For each line of the data below that holds "Move", copy the line.

━━━

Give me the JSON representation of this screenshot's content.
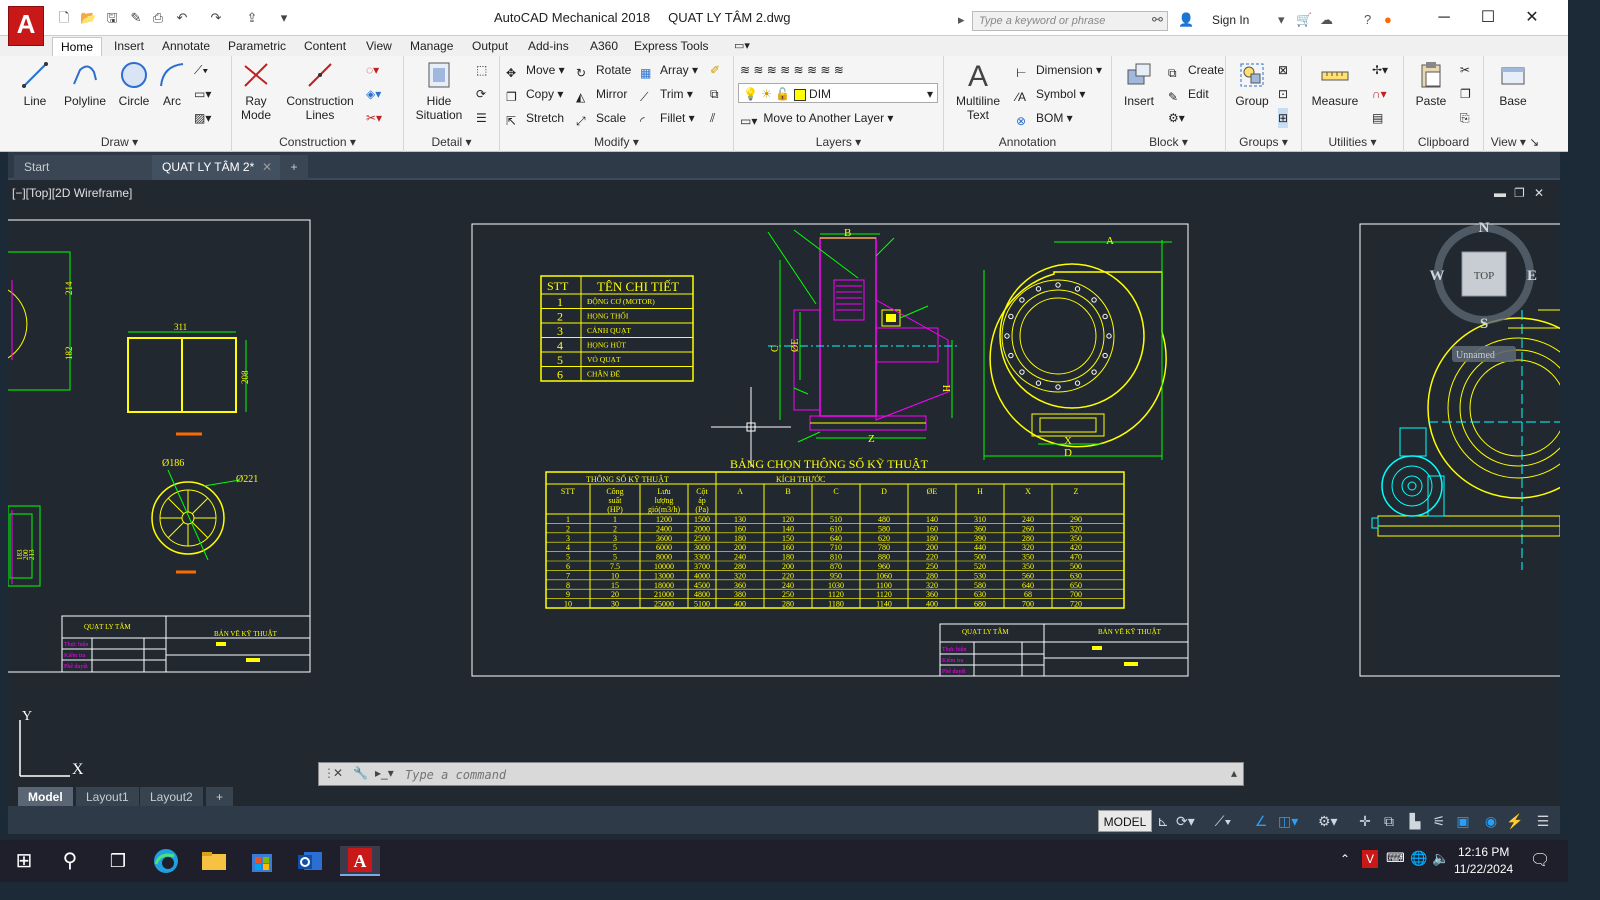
{
  "window": {
    "app_letter": "A",
    "title": "AutoCAD Mechanical 2018     QUAT LY TÂM 2.dwg",
    "search_placeholder": "Type a keyword or phrase",
    "sign_in": "Sign In"
  },
  "ribbon_tabs": [
    "Home",
    "Insert",
    "Annotate",
    "Parametric",
    "Content",
    "View",
    "Manage",
    "Output",
    "Add-ins",
    "A360",
    "Express Tools"
  ],
  "ribbon": {
    "draw": {
      "label": "Draw",
      "line": "Line",
      "polyline": "Polyline",
      "circle": "Circle",
      "arc": "Arc"
    },
    "construction": {
      "label": "Construction",
      "ray_1": "Ray",
      "ray_2": "Mode",
      "cl_1": "Construction",
      "cl_2": "Lines"
    },
    "detail": {
      "label": "Detail",
      "hide_1": "Hide",
      "hide_2": "Situation"
    },
    "modify": {
      "label": "Modify",
      "move": "Move",
      "rotate": "Rotate",
      "array": "Array",
      "copy": "Copy",
      "mirror": "Mirror",
      "trim": "Trim",
      "stretch": "Stretch",
      "scale": "Scale",
      "fillet": "Fillet"
    },
    "layers": {
      "label": "Layers",
      "current_layer": "DIM",
      "move_to_layer": "Move to Another Layer"
    },
    "annotation": {
      "label": "Annotation",
      "mtext_1": "Multiline",
      "mtext_2": "Text",
      "dimension": "Dimension",
      "symbol": "Symbol",
      "bom": "BOM"
    },
    "block": {
      "label": "Block",
      "insert": "Insert",
      "create": "Create",
      "edit": "Edit"
    },
    "groups": {
      "label": "Groups",
      "group": "Group"
    },
    "utilities": {
      "label": "Utilities",
      "measure": "Measure"
    },
    "clipboard": {
      "label": "Clipboard",
      "paste": "Paste"
    },
    "view": {
      "label": "View",
      "base": "Base"
    }
  },
  "doc_tabs": {
    "start": "Start",
    "active": "QUAT LY TÂM 2*"
  },
  "viewport": {
    "label": "[−][Top][2D Wireframe]",
    "viewcube": {
      "n": "N",
      "s": "S",
      "e": "E",
      "w": "W",
      "top": "TOP",
      "wcs": "Unnamed"
    },
    "ucs": {
      "x": "X",
      "y": "Y"
    }
  },
  "drawing": {
    "parts_table": {
      "headers": [
        "STT",
        "TÊN CHI TIẾT"
      ],
      "rows": [
        [
          "1",
          "ĐỘNG CƠ (MOTOR)"
        ],
        [
          "2",
          "HỌNG THỔI"
        ],
        [
          "3",
          "CÁNH QUẠT"
        ],
        [
          "4",
          "HỌNG HÚT"
        ],
        [
          "5",
          "VỎ QUẠT"
        ],
        [
          "6",
          "CHÂN ĐẾ"
        ]
      ]
    },
    "spec_title": "BẢNG CHỌN THÔNG SỐ KỸ THUẬT",
    "spec_group_1": "THÔNG SỐ KỸ THUẬT",
    "spec_group_2": "KÍCH THƯỚC",
    "spec_headers": [
      "STT",
      "Công suất (HP)",
      "Lưu lượng gió(m3/h)",
      "Cột áp (Pa)",
      "A",
      "B",
      "C",
      "D",
      "ØE",
      "H",
      "X",
      "Z"
    ],
    "spec_rows": [
      [
        "1",
        "1",
        "1200",
        "1500",
        "130",
        "120",
        "510",
        "480",
        "140",
        "310",
        "240",
        "290"
      ],
      [
        "2",
        "2",
        "2400",
        "2000",
        "160",
        "140",
        "610",
        "580",
        "160",
        "360",
        "260",
        "320"
      ],
      [
        "3",
        "3",
        "3600",
        "2500",
        "180",
        "150",
        "640",
        "620",
        "180",
        "390",
        "280",
        "350"
      ],
      [
        "4",
        "5",
        "6000",
        "3000",
        "200",
        "160",
        "710",
        "780",
        "200",
        "440",
        "320",
        "420"
      ],
      [
        "5",
        "5",
        "8000",
        "3300",
        "240",
        "180",
        "810",
        "880",
        "220",
        "500",
        "350",
        "470"
      ],
      [
        "6",
        "7.5",
        "10000",
        "3700",
        "280",
        "200",
        "870",
        "960",
        "250",
        "520",
        "350",
        "500"
      ],
      [
        "7",
        "10",
        "13000",
        "4000",
        "320",
        "220",
        "950",
        "1060",
        "280",
        "530",
        "560",
        "630"
      ],
      [
        "8",
        "15",
        "18000",
        "4500",
        "360",
        "240",
        "1030",
        "1100",
        "320",
        "580",
        "640",
        "650"
      ],
      [
        "9",
        "20",
        "21000",
        "4800",
        "380",
        "250",
        "1120",
        "1120",
        "360",
        "630",
        "68",
        "700"
      ],
      [
        "10",
        "30",
        "25000",
        "5100",
        "400",
        "280",
        "1180",
        "1140",
        "400",
        "680",
        "700",
        "720"
      ]
    ],
    "title_block": {
      "project": "QUẠT LY TÂM",
      "sheet": "BẢN VẼ KỸ THUẬT",
      "row1": "Thực hiện",
      "row2": "Kiểm tra",
      "row3": "Phê duyệt"
    },
    "dim_labels": {
      "A": "A",
      "B": "B",
      "C": "C",
      "D": "D",
      "E": "ØE",
      "H": "H",
      "X": "X",
      "Z": "Z"
    },
    "left_sheet": {
      "dim_311": "311",
      "dim_214": "214",
      "dim_182": "182",
      "dim_208": "208",
      "dim_186": "Ø186",
      "dim_221": "Ø221",
      "dim_183": "183",
      "dim_200": "200",
      "dim_213": "213"
    }
  },
  "command_line": {
    "placeholder": "Type a command"
  },
  "layout_tabs": [
    "Model",
    "Layout1",
    "Layout2"
  ],
  "status_bar": {
    "model": "MODEL"
  },
  "taskbar": {
    "time": "12:16 PM",
    "date": "11/22/2024"
  },
  "colors": {
    "yellow": "#ffff00",
    "magenta": "#ff00ff",
    "cyan": "#00ffff",
    "green": "#00ff00",
    "white": "#ffffff",
    "app_red": "#c81818"
  }
}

━━━

■ THE RESULT:
      "move": "Move",
      "move_to_layer": "Move to Another Layer"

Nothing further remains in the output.